►

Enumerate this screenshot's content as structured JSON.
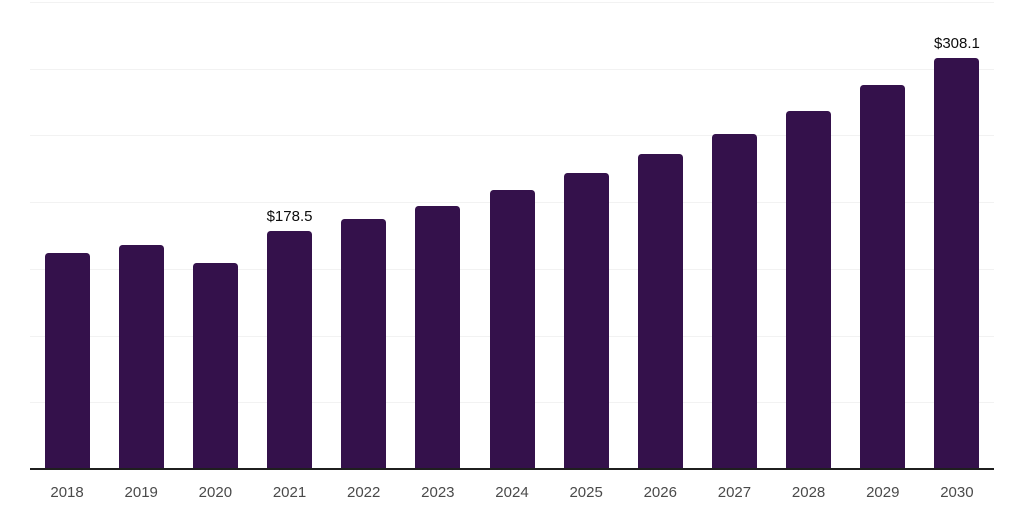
{
  "chart_data": {
    "type": "bar",
    "title": "",
    "xlabel": "",
    "ylabel": "",
    "categories": [
      "2018",
      "2019",
      "2020",
      "2021",
      "2022",
      "2023",
      "2024",
      "2025",
      "2026",
      "2027",
      "2028",
      "2029",
      "2030"
    ],
    "values": [
      161.7,
      167.9,
      154.2,
      178.5,
      187.1,
      197.1,
      209.1,
      222.1,
      235.9,
      251.1,
      268.5,
      287.8,
      308.1
    ],
    "data_labels": [
      "",
      "",
      "",
      "$178.5",
      "",
      "",
      "",
      "",
      "",
      "",
      "",
      "",
      "$308.1"
    ],
    "ylim": [
      0,
      350
    ],
    "gridline_step": 50,
    "grid": true,
    "legend": "none",
    "colors": {
      "bar": "#34114b",
      "axis": "#1f1f1f",
      "grid": "#f2f2f2",
      "tick_text": "#4a4a4a",
      "value_text": "#0d0d0d"
    }
  }
}
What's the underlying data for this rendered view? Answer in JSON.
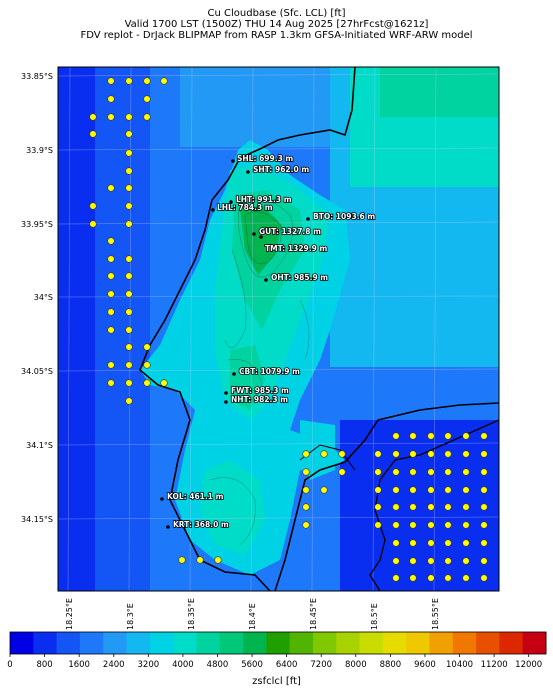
{
  "title": {
    "line1": "Cu Cloudbase (Sfc. LCL) [ft]",
    "line2": "Valid 1700 LST (1500Z) THU 14 Aug 2025 [27hrFcst@1621z]",
    "line3": "FDV replot - DrJack BLIPMAP from RASP 1.3km GFSA-Initiated WRF-ARW model"
  },
  "lat_ticks": [
    "33.85°S",
    "33.9°S",
    "33.95°S",
    "34°S",
    "34.05°S",
    "34.1°S",
    "34.15°S"
  ],
  "lon_ticks": [
    "18.25°E",
    "18.3°E",
    "18.35°E",
    "18.4°E",
    "18.45°E",
    "18.5°E",
    "18.55°E"
  ],
  "stations": [
    {
      "label": "SHL: 699.3 m"
    },
    {
      "label": "SHT: 962.0 m"
    },
    {
      "label": "LHT: 991.3 m"
    },
    {
      "label": "LHL: 784.3 m"
    },
    {
      "label": "BTO: 1093.6 m"
    },
    {
      "label": "GUT: 1327.8 m"
    },
    {
      "label": "TMT: 1329.9 m"
    },
    {
      "label": "OHT: 985.9 m"
    },
    {
      "label": "CBT: 1079.9 m"
    },
    {
      "label": "FWT: 985.3 m"
    },
    {
      "label": "NHT: 982.3 m"
    },
    {
      "label": "KOL: 461.1 m"
    },
    {
      "label": "KRT: 368.0 m"
    }
  ],
  "colorbar": {
    "label": "zsfclcl [ft]",
    "ticks": [
      "0",
      "800",
      "1600",
      "2400",
      "3200",
      "4000",
      "4800",
      "5600",
      "6400",
      "7200",
      "8000",
      "8800",
      "9600",
      "10400",
      "11200",
      "12000"
    ],
    "colors": [
      "#0000e6",
      "#0a2ef0",
      "#1455f5",
      "#1e78fa",
      "#2299f5",
      "#14b8f0",
      "#00d2e6",
      "#00dcc8",
      "#00d2a0",
      "#00c878",
      "#00b450",
      "#20a000",
      "#50b400",
      "#80c800",
      "#a8d200",
      "#c8dc00",
      "#e6dc00",
      "#f0c800",
      "#f0a000",
      "#f07800",
      "#e65000",
      "#dc2800",
      "#c80014"
    ]
  },
  "colors": {
    "sea_deep": "#0a2ef0",
    "sea_mid": "#1e78fa",
    "land_low": "#00d2e6",
    "land_mid": "#00d2a0",
    "land_high": "#00b450",
    "marker": "#ffff00"
  }
}
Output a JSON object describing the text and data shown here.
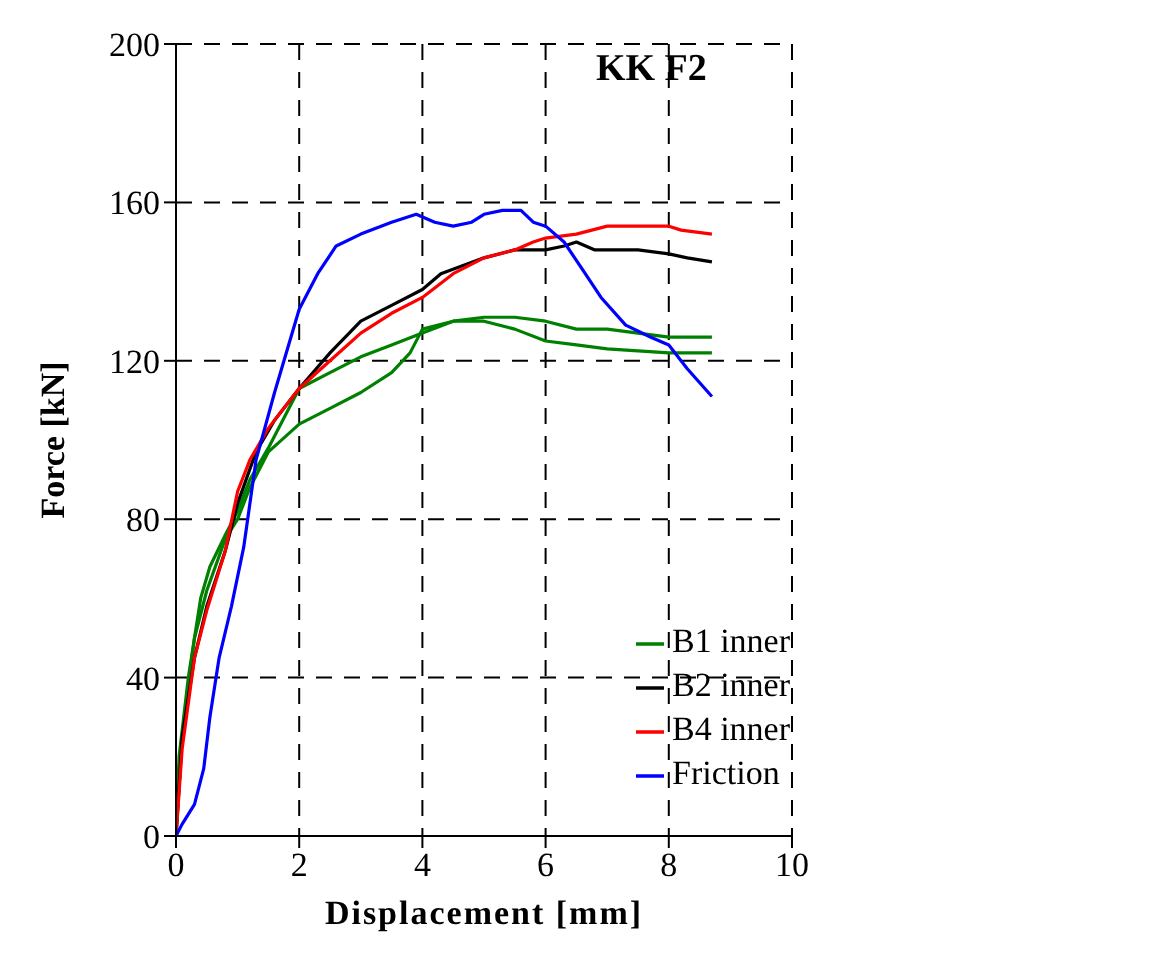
{
  "chart_data": {
    "type": "line",
    "title": "KK F2",
    "xlabel": "Displacement [mm]",
    "ylabel": "Force [kN]",
    "xlim": [
      0,
      10
    ],
    "xticks": [
      0,
      2,
      4,
      6,
      8,
      10
    ],
    "ylim": [
      0,
      200
    ],
    "yticks": [
      0,
      40,
      80,
      120,
      160,
      200
    ],
    "grid": true,
    "legend": "bottom right",
    "marker": "none",
    "line_style": "solid",
    "series": [
      {
        "name": "B1 inner",
        "color": "#008000",
        "x": [
          0,
          0.05,
          0.2,
          0.4,
          0.55,
          0.8,
          1.0,
          1.2,
          1.5,
          2,
          2.5,
          3,
          3.5,
          4,
          4.5,
          5,
          5.5,
          6,
          6.5,
          7,
          7.5,
          8,
          8.7
        ],
        "values": [
          0,
          20,
          40,
          60,
          68,
          76,
          82,
          90,
          98,
          113,
          117,
          121,
          124,
          127,
          130,
          131,
          131,
          130,
          128,
          128,
          127,
          126,
          126
        ]
      },
      {
        "color": "#008000",
        "x": [
          0,
          0.1,
          0.3,
          0.5,
          0.8,
          1.0,
          1.2,
          1.5,
          2,
          2.5,
          3,
          3.5,
          3.8,
          4,
          4.5,
          5,
          5.5,
          6,
          6.5,
          7,
          8,
          8.7
        ],
        "values": [
          0,
          25,
          50,
          62,
          75,
          80,
          88,
          97,
          104,
          108,
          112,
          117,
          122,
          128,
          130,
          130,
          128,
          125,
          124,
          123,
          122,
          122
        ]
      },
      {
        "name": "B2 inner",
        "color": "#000000",
        "x": [
          0,
          0.1,
          0.3,
          0.5,
          0.8,
          1,
          1.3,
          1.6,
          2,
          2.5,
          3,
          3.5,
          4,
          4.3,
          5,
          5.5,
          6,
          6.3,
          6.5,
          6.8,
          7,
          7.5,
          8,
          8.3,
          8.7
        ],
        "values": [
          0,
          25,
          45,
          58,
          72,
          84,
          97,
          105,
          113,
          122,
          130,
          134,
          138,
          142,
          146,
          148,
          148,
          149,
          150,
          148,
          148,
          148,
          147,
          146,
          145
        ]
      },
      {
        "name": "B4 inner",
        "color": "#ff0000",
        "x": [
          0,
          0.1,
          0.3,
          0.5,
          0.8,
          1,
          1.2,
          1.5,
          2,
          2.5,
          3,
          3.5,
          4,
          4.5,
          5,
          5.5,
          5.8,
          6,
          6.5,
          7,
          8,
          8.2,
          8.7
        ],
        "values": [
          0,
          22,
          45,
          57,
          72,
          87,
          95,
          103,
          113,
          120,
          127,
          132,
          136,
          142,
          146,
          148,
          150,
          151,
          152,
          154,
          154,
          153,
          152
        ]
      },
      {
        "name": "Friction",
        "color": "#0000ff",
        "x": [
          0,
          0.1,
          0.3,
          0.45,
          0.55,
          0.7,
          0.9,
          1.1,
          1.3,
          1.6,
          2,
          2.3,
          2.6,
          3,
          3.5,
          3.9,
          4.2,
          4.5,
          4.8,
          5,
          5.3,
          5.6,
          5.8,
          6,
          6.3,
          6.6,
          6.9,
          7.3,
          7.7,
          8,
          8.3,
          8.7
        ],
        "values": [
          0,
          3,
          8,
          17,
          30,
          45,
          58,
          73,
          95,
          112,
          133,
          142,
          149,
          152,
          155,
          157,
          155,
          154,
          155,
          157,
          158,
          158,
          155,
          154,
          150,
          143,
          136,
          129,
          126,
          124,
          118,
          111
        ]
      }
    ]
  }
}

◄

▸ What the exercise asks:
Scan the material for lines with the word "name", and copy each line you find.

▸ Task solution:
        "name": "B1 inner",
        "name": "B2 inner",
        "name": "B4 inner",
        "name": "Friction",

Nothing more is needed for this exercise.